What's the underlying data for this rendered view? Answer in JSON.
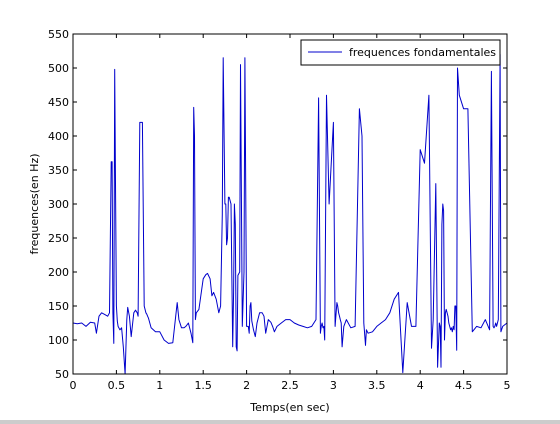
{
  "chart_data": {
    "type": "line",
    "title": "",
    "xlabel": "Temps(en sec)",
    "ylabel": "frequences(en Hz)",
    "xlim": [
      0,
      5
    ],
    "ylim": [
      50,
      550
    ],
    "xticks": [
      0,
      0.5,
      1,
      1.5,
      2,
      2.5,
      3,
      3.5,
      4,
      4.5,
      5
    ],
    "xtick_labels": [
      "0",
      "0.5",
      "1",
      "1.5",
      "2",
      "2.5",
      "3",
      "3.5",
      "4",
      "4.5",
      "5"
    ],
    "yticks": [
      50,
      100,
      150,
      200,
      250,
      300,
      350,
      400,
      450,
      500,
      550
    ],
    "ytick_labels": [
      "50",
      "100",
      "150",
      "200",
      "250",
      "300",
      "350",
      "400",
      "450",
      "500",
      "550"
    ],
    "grid": false,
    "legend_placement": "top-right",
    "series": [
      {
        "name": "frequences fondamentales",
        "color": "#0000cc",
        "x": [
          0.0,
          0.05,
          0.1,
          0.15,
          0.2,
          0.25,
          0.27,
          0.3,
          0.33,
          0.36,
          0.4,
          0.42,
          0.44,
          0.45,
          0.46,
          0.47,
          0.48,
          0.49,
          0.5,
          0.51,
          0.52,
          0.54,
          0.56,
          0.58,
          0.6,
          0.62,
          0.63,
          0.65,
          0.67,
          0.7,
          0.72,
          0.74,
          0.75,
          0.77,
          0.78,
          0.79,
          0.8,
          0.82,
          0.84,
          0.85,
          0.86,
          0.87,
          0.9,
          0.95,
          1.0,
          1.05,
          1.1,
          1.15,
          1.2,
          1.22,
          1.25,
          1.28,
          1.3,
          1.33,
          1.36,
          1.38,
          1.39,
          1.4,
          1.41,
          1.42,
          1.45,
          1.5,
          1.53,
          1.55,
          1.58,
          1.6,
          1.62,
          1.65,
          1.68,
          1.7,
          1.72,
          1.73,
          1.75,
          1.76,
          1.77,
          1.78,
          1.79,
          1.8,
          1.82,
          1.84,
          1.85,
          1.86,
          1.87,
          1.88,
          1.89,
          1.9,
          1.92,
          1.93,
          1.95,
          1.97,
          1.98,
          2.0,
          2.02,
          2.03,
          2.04,
          2.05,
          2.06,
          2.08,
          2.1,
          2.12,
          2.15,
          2.18,
          2.2,
          2.22,
          2.25,
          2.28,
          2.3,
          2.32,
          2.35,
          2.4,
          2.45,
          2.5,
          2.55,
          2.6,
          2.65,
          2.7,
          2.75,
          2.8,
          2.83,
          2.85,
          2.86,
          2.87,
          2.88,
          2.89,
          2.9,
          2.92,
          2.95,
          3.0,
          3.02,
          3.04,
          3.05,
          3.06,
          3.07,
          3.08,
          3.09,
          3.1,
          3.12,
          3.15,
          3.2,
          3.25,
          3.3,
          3.33,
          3.35,
          3.36,
          3.37,
          3.38,
          3.4,
          3.45,
          3.5,
          3.55,
          3.6,
          3.65,
          3.7,
          3.75,
          3.8,
          3.85,
          3.9,
          3.95,
          4.0,
          4.05,
          4.1,
          4.13,
          4.15,
          4.18,
          4.2,
          4.22,
          4.23,
          4.24,
          4.25,
          4.26,
          4.27,
          4.28,
          4.29,
          4.3,
          4.32,
          4.33,
          4.34,
          4.35,
          4.36,
          4.37,
          4.38,
          4.39,
          4.4,
          4.41,
          4.42,
          4.43,
          4.45,
          4.5,
          4.55,
          4.6,
          4.65,
          4.7,
          4.75,
          4.8,
          4.82,
          4.84,
          4.85,
          4.86,
          4.87,
          4.88,
          4.9,
          4.92,
          4.93,
          4.95,
          5.0
        ],
        "y": [
          125,
          124,
          125,
          120,
          126,
          125,
          110,
          135,
          140,
          138,
          135,
          140,
          362,
          362,
          140,
          95,
          498,
          330,
          150,
          128,
          120,
          115,
          118,
          90,
          50,
          130,
          148,
          135,
          105,
          140,
          144,
          140,
          135,
          420,
          420,
          420,
          420,
          150,
          140,
          138,
          135,
          132,
          118,
          112,
          112,
          100,
          95,
          96,
          155,
          130,
          118,
          118,
          120,
          125,
          110,
          96,
          442,
          400,
          130,
          140,
          145,
          190,
          196,
          198,
          190,
          165,
          170,
          160,
          140,
          150,
          285,
          515,
          300,
          300,
          240,
          250,
          310,
          310,
          300,
          90,
          170,
          300,
          270,
          90,
          84,
          195,
          200,
          505,
          120,
          200,
          515,
          120,
          120,
          110,
          150,
          155,
          128,
          115,
          105,
          125,
          140,
          140,
          135,
          110,
          130,
          126,
          120,
          112,
          120,
          125,
          130,
          130,
          125,
          122,
          120,
          118,
          120,
          130,
          456,
          110,
          120,
          125,
          118,
          120,
          100,
          460,
          300,
          420,
          120,
          155,
          150,
          140,
          135,
          130,
          125,
          90,
          120,
          130,
          118,
          120,
          440,
          400,
          125,
          110,
          92,
          115,
          110,
          112,
          120,
          125,
          130,
          140,
          160,
          170,
          52,
          155,
          120,
          120,
          380,
          360,
          460,
          88,
          130,
          330,
          60,
          125,
          120,
          60,
          270,
          300,
          290,
          100,
          140,
          145,
          135,
          125,
          120,
          115,
          118,
          112,
          120,
          115,
          150,
          150,
          85,
          500,
          460,
          440,
          440,
          112,
          120,
          118,
          130,
          115,
          495,
          120,
          118,
          120,
          125,
          120,
          130,
          520,
          112,
          120,
          125
        ]
      }
    ]
  }
}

--- What the exercise asks ---
From the listing, copy each line containing the word "frequences".

--- Reply ---
    "ylabel": "frequences(en Hz)",
        "name": "frequences fondamentales",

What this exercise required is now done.